● EXERCISE DIRECTIONS: Restate the records below word for word.

● DATA SECTION:
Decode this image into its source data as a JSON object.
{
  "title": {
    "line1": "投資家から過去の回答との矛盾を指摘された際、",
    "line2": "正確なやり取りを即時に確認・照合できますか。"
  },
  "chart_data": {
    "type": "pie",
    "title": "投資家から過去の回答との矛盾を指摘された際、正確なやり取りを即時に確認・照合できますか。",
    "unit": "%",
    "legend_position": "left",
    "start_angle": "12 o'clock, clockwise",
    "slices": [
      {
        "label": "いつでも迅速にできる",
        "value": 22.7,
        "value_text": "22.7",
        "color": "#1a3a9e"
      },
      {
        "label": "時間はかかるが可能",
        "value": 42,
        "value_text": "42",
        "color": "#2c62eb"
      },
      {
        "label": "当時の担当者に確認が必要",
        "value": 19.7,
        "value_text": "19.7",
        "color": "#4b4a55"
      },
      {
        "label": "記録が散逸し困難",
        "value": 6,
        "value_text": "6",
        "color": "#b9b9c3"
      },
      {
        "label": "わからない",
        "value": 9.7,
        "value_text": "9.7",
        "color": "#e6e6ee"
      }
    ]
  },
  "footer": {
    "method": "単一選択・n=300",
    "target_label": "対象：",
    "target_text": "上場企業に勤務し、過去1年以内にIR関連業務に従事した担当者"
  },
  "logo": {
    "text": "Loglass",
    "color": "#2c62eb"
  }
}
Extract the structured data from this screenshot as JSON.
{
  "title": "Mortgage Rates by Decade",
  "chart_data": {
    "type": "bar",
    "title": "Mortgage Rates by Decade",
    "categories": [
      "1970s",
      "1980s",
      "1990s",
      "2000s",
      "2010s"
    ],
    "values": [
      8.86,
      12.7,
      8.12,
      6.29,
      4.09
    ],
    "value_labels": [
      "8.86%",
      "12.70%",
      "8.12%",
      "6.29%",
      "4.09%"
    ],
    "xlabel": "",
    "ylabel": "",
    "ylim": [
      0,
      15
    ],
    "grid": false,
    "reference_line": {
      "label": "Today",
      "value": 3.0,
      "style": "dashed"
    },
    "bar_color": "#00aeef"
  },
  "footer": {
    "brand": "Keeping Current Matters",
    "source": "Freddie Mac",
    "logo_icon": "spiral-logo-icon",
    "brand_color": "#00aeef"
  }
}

● ANSWER BELOW:
Decode this image into its source data as a JSON object.
{
  "title": {
    "line1": "投資家から過去の回答との矛盾を指摘された際、",
    "line2": "正確なやり取りを即時に確認・照合できますか。"
  },
  "chart_data": {
    "type": "pie",
    "title": "投資家から過去の回答との矛盾を指摘された際、正確なやり取りを即時に確認・照合できますか。",
    "unit": "%",
    "legend_position": "left",
    "start_angle": "12 o'clock, clockwise",
    "slices": [
      {
        "label": "いつでも迅速にできる",
        "value": 22.7,
        "value_text": "22.7",
        "color": "#1a3a9e"
      },
      {
        "label": "時間はかかるが可能",
        "value": 42,
        "value_text": "42",
        "color": "#2c62eb"
      },
      {
        "label": "当時の担当者に確認が必要",
        "value": 19.7,
        "value_text": "19.7",
        "color": "#4b4a55"
      },
      {
        "label": "記録が散逸し困難",
        "value": 6,
        "value_text": "6",
        "color": "#b9b9c3"
      },
      {
        "label": "わからない",
        "value": 9.7,
        "value_text": "9.7",
        "color": "#e6e6ee"
      }
    ]
  },
  "footer": {
    "method": "単一選択・n=300",
    "target_label": "対象：",
    "target_text": "上場企業に勤務し、過去1年以内にIR関連業務に従事した担当者"
  },
  "logo": {
    "text": "Loglass",
    "color": "#2c62eb"
  }
}
Extract the structured data from this screenshot as JSON.
{
  "title": "Mortgage Rates by Decade",
  "chart_data": {
    "type": "bar",
    "title": "Mortgage Rates by Decade",
    "categories": [
      "1970s",
      "1980s",
      "1990s",
      "2000s",
      "2010s"
    ],
    "values": [
      8.86,
      12.7,
      8.12,
      6.29,
      4.09
    ],
    "value_labels": [
      "8.86%",
      "12.70%",
      "8.12%",
      "6.29%",
      "4.09%"
    ],
    "xlabel": "",
    "ylabel": "",
    "ylim": [
      0,
      15
    ],
    "grid": false,
    "reference_line": {
      "label": "Today",
      "value": 3.0,
      "style": "dashed"
    },
    "bar_color": "#00aeef"
  },
  "footer": {
    "brand": "Keeping Current Matters",
    "source": "Freddie Mac",
    "logo_icon": "spiral-logo-icon",
    "brand_color": "#00aeef"
  }
}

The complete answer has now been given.